* _Task prompt_
How many lines in the records below hold the string "Locations"? Please answer with the number and nothing more.

[Begin]

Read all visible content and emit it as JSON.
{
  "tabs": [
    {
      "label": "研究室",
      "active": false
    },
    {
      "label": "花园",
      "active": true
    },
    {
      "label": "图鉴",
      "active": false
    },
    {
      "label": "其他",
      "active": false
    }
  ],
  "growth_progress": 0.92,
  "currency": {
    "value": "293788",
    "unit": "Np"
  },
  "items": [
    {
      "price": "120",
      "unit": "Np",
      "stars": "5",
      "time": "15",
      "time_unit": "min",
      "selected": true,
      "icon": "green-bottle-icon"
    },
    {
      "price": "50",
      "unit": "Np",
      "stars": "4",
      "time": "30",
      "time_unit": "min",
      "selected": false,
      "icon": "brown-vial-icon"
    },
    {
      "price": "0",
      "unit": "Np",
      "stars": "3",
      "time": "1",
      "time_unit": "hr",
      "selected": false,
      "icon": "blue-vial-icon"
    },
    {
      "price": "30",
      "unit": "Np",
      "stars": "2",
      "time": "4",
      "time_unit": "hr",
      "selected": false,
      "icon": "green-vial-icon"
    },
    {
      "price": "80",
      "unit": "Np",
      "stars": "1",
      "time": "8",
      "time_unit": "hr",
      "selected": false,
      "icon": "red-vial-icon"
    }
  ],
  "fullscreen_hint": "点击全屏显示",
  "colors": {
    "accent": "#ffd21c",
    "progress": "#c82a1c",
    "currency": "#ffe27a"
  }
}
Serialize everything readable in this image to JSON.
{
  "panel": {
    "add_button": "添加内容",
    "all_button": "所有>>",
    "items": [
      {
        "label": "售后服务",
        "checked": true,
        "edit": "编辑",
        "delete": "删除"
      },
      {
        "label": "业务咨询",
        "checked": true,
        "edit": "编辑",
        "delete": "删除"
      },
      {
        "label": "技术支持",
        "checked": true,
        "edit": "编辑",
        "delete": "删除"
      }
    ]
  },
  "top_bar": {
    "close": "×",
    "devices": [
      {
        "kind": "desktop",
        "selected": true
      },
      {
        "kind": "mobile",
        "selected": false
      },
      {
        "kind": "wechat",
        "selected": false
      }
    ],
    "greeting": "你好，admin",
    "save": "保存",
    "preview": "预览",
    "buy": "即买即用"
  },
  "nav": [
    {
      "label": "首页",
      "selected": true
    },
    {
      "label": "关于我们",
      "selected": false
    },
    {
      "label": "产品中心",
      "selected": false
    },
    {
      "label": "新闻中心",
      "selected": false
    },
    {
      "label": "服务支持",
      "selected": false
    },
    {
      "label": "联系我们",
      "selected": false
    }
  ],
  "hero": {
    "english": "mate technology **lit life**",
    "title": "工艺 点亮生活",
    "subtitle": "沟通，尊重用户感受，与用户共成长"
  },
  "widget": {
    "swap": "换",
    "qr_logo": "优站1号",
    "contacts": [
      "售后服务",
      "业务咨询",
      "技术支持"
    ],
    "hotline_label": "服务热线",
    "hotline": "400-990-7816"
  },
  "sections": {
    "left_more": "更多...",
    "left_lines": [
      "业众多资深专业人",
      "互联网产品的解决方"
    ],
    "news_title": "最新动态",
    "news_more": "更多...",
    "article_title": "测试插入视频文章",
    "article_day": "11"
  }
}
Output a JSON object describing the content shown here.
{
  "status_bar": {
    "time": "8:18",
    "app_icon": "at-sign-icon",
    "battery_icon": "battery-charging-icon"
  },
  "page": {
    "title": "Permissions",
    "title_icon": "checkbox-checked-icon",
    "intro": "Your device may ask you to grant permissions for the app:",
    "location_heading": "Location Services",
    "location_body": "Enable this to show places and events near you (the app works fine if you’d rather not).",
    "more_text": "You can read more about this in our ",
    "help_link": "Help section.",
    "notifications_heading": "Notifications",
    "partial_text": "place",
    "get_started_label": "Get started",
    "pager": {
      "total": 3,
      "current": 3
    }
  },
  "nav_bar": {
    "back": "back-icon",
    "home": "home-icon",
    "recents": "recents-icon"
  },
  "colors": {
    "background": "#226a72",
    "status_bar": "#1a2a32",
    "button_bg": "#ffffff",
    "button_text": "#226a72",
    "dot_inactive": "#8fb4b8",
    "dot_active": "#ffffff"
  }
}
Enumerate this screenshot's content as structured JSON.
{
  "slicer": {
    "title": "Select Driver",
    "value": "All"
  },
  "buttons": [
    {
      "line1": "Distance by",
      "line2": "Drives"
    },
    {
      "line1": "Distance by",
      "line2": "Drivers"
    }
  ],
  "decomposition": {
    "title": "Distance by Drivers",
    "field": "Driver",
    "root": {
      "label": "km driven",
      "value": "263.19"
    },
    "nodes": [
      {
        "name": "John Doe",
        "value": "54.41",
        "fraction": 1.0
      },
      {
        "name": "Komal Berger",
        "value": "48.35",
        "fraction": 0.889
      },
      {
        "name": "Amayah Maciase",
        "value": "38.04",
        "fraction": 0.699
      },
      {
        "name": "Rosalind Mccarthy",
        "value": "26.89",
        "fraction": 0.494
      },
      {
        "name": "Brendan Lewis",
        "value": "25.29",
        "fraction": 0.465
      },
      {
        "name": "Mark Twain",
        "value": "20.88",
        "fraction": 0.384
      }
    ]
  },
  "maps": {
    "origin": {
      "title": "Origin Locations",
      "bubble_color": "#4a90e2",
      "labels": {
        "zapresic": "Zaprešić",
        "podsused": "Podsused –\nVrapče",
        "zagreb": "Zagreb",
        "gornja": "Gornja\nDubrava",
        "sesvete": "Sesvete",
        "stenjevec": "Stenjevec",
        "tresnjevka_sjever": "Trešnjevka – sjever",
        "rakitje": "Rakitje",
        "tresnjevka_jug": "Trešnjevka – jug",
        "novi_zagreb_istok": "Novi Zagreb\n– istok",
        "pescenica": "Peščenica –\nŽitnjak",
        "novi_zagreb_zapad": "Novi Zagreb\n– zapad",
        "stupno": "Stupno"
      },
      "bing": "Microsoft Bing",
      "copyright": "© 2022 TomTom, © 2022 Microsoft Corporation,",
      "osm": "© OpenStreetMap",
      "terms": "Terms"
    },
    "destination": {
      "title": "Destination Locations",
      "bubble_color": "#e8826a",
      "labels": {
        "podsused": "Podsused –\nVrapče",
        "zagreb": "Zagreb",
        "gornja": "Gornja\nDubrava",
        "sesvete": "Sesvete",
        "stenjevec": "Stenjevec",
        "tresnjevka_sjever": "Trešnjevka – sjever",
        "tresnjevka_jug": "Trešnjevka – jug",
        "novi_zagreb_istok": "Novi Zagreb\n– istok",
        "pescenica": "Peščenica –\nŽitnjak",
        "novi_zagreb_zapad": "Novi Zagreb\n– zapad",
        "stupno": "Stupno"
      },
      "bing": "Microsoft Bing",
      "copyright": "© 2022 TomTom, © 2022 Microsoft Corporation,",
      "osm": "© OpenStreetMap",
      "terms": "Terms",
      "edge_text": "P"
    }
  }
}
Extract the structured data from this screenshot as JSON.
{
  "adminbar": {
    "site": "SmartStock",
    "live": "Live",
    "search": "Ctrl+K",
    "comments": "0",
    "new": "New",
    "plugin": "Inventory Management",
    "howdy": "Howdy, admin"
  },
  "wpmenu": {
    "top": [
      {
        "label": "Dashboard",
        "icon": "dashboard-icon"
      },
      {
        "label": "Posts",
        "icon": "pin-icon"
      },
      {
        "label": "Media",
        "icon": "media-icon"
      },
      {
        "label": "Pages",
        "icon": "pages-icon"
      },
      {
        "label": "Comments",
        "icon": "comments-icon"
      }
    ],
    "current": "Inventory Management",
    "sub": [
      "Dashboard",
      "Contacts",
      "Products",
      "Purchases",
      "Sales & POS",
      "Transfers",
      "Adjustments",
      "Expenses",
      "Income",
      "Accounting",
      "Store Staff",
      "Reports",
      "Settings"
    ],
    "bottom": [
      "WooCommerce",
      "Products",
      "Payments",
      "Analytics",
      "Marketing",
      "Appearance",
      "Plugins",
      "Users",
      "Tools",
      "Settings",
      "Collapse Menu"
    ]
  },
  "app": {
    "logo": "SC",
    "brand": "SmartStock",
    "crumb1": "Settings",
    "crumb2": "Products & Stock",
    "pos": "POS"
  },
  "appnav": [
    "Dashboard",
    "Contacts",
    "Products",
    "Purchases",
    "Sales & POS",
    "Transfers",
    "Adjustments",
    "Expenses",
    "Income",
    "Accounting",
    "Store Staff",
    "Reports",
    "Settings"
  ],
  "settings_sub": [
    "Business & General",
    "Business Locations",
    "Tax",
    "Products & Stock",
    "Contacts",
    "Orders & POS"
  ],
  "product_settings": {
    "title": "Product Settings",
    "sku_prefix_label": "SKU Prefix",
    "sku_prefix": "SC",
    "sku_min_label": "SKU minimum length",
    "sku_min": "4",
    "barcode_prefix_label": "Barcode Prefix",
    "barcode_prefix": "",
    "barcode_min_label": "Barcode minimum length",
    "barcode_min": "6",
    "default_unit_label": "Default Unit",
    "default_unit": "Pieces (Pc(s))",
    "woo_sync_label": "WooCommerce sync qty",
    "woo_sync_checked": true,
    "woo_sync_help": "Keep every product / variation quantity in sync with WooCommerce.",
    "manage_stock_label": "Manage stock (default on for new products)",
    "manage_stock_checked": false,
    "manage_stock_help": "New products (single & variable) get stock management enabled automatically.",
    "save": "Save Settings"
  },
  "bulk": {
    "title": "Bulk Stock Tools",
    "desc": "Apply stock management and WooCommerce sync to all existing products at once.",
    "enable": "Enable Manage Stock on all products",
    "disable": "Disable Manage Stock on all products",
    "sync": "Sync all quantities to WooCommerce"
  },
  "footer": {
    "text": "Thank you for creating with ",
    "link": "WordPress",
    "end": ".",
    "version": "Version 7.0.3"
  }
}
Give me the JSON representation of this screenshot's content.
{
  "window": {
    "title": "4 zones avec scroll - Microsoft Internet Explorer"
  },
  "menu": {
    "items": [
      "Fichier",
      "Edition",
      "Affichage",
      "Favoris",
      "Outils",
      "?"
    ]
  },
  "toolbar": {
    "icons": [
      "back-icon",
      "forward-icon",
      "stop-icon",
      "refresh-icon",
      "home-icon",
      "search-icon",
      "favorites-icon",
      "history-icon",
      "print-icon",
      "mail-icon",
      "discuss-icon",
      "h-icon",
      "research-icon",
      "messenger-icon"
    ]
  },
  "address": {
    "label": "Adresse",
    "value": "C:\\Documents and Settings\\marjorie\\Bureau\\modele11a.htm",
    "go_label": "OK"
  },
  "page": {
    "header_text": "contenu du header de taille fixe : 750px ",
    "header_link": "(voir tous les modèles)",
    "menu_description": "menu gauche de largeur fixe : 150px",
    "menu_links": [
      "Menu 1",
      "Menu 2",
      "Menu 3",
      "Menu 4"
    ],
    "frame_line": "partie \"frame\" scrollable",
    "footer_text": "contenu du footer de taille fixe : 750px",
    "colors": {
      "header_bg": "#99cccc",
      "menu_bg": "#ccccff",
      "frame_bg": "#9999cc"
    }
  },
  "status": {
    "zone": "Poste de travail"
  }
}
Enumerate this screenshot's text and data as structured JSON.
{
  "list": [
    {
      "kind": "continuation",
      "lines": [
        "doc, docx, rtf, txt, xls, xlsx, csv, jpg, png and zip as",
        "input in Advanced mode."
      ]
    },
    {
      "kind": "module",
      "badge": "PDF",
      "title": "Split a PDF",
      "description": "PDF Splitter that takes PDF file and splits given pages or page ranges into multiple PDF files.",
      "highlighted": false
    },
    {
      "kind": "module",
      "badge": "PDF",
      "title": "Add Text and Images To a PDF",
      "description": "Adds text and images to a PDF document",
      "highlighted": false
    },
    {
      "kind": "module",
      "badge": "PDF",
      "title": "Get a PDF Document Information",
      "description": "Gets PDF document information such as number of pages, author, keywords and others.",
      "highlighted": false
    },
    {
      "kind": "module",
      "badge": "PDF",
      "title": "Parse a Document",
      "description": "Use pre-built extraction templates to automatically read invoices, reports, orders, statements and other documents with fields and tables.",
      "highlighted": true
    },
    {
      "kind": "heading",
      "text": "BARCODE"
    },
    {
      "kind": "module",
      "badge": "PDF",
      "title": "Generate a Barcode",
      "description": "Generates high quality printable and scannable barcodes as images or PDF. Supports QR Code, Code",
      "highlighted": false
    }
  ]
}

[End]

* _Answer for the task_
3